All the data below goes into the copy word for word, but the pictures don't.

[Stored data]

####################

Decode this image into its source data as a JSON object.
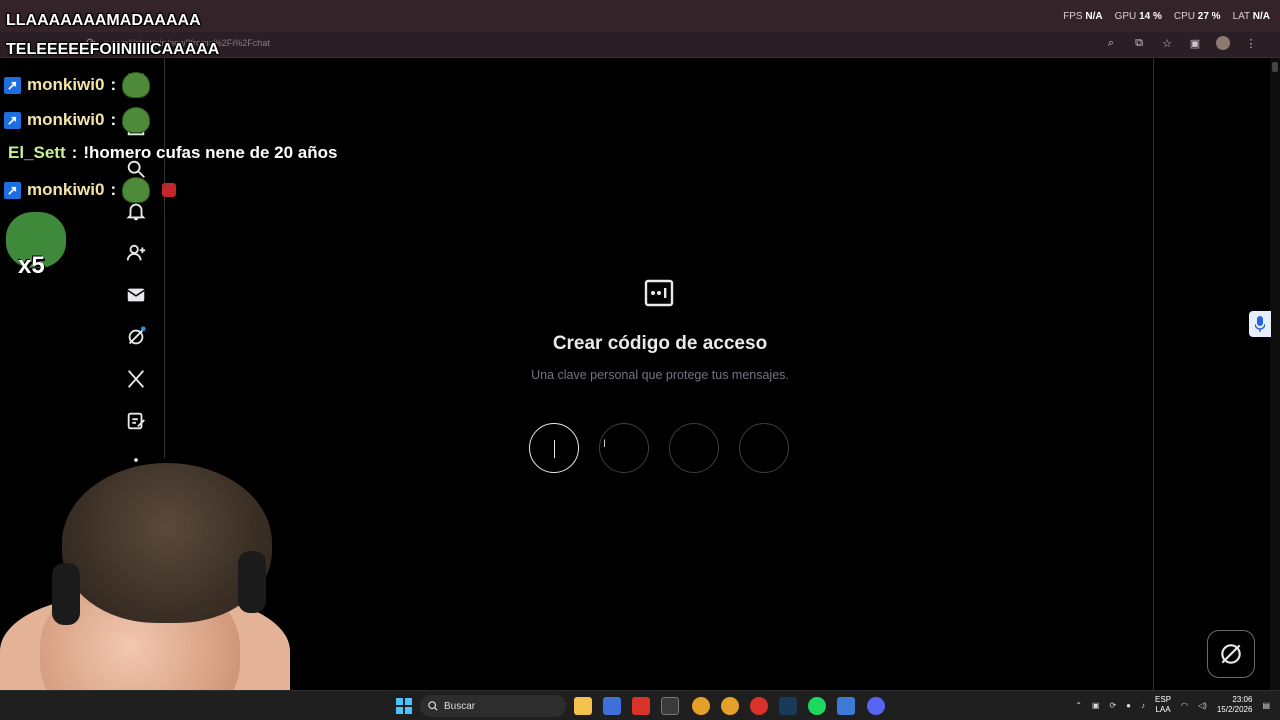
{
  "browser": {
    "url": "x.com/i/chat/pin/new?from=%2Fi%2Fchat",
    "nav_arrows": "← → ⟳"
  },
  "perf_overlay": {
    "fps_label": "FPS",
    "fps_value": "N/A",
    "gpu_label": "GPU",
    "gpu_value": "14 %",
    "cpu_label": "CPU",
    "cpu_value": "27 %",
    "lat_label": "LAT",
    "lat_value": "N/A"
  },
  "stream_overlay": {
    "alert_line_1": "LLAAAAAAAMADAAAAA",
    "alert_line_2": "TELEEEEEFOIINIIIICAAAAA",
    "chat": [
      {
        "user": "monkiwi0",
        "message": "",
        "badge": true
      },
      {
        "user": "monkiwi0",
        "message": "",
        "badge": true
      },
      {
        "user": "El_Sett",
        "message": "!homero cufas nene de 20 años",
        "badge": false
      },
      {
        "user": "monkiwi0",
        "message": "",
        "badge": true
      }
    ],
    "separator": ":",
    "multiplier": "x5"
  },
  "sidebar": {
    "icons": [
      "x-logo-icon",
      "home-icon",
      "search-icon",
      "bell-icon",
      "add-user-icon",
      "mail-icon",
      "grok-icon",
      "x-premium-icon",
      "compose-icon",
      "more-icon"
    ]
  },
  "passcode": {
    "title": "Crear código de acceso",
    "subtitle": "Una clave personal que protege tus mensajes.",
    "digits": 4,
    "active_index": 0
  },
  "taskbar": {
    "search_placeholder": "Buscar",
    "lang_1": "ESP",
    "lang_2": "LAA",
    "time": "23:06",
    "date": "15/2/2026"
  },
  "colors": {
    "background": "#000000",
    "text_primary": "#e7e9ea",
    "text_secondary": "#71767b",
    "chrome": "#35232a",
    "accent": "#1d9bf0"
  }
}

####################

Worked answer
Decode this image into its source data as a JSON object.
{
  "browser": {
    "url": "x.com/i/chat/pin/new?from=%2Fi%2Fchat",
    "nav_arrows": "← → ⟳"
  },
  "perf_overlay": {
    "fps_label": "FPS",
    "fps_value": "N/A",
    "gpu_label": "GPU",
    "gpu_value": "14 %",
    "cpu_label": "CPU",
    "cpu_value": "27 %",
    "lat_label": "LAT",
    "lat_value": "N/A"
  },
  "stream_overlay": {
    "alert_line_1": "LLAAAAAAAMADAAAAA",
    "alert_line_2": "TELEEEEEFOIINIIIICAAAAA",
    "chat": [
      {
        "user": "monkiwi0",
        "message": "",
        "badge": true
      },
      {
        "user": "monkiwi0",
        "message": "",
        "badge": true
      },
      {
        "user": "El_Sett",
        "message": "!homero cufas nene de 20 años",
        "badge": false
      },
      {
        "user": "monkiwi0",
        "message": "",
        "badge": true
      }
    ],
    "separator": ":",
    "multiplier": "x5"
  },
  "sidebar": {
    "icons": [
      "x-logo-icon",
      "home-icon",
      "search-icon",
      "bell-icon",
      "add-user-icon",
      "mail-icon",
      "grok-icon",
      "x-premium-icon",
      "compose-icon",
      "more-icon"
    ]
  },
  "passcode": {
    "title": "Crear código de acceso",
    "subtitle": "Una clave personal que protege tus mensajes.",
    "digits": 4,
    "active_index": 0
  },
  "taskbar": {
    "search_placeholder": "Buscar",
    "lang_1": "ESP",
    "lang_2": "LAA",
    "time": "23:06",
    "date": "15/2/2026"
  },
  "colors": {
    "background": "#000000",
    "text_primary": "#e7e9ea",
    "text_secondary": "#71767b",
    "chrome": "#35232a",
    "accent": "#1d9bf0"
  }
}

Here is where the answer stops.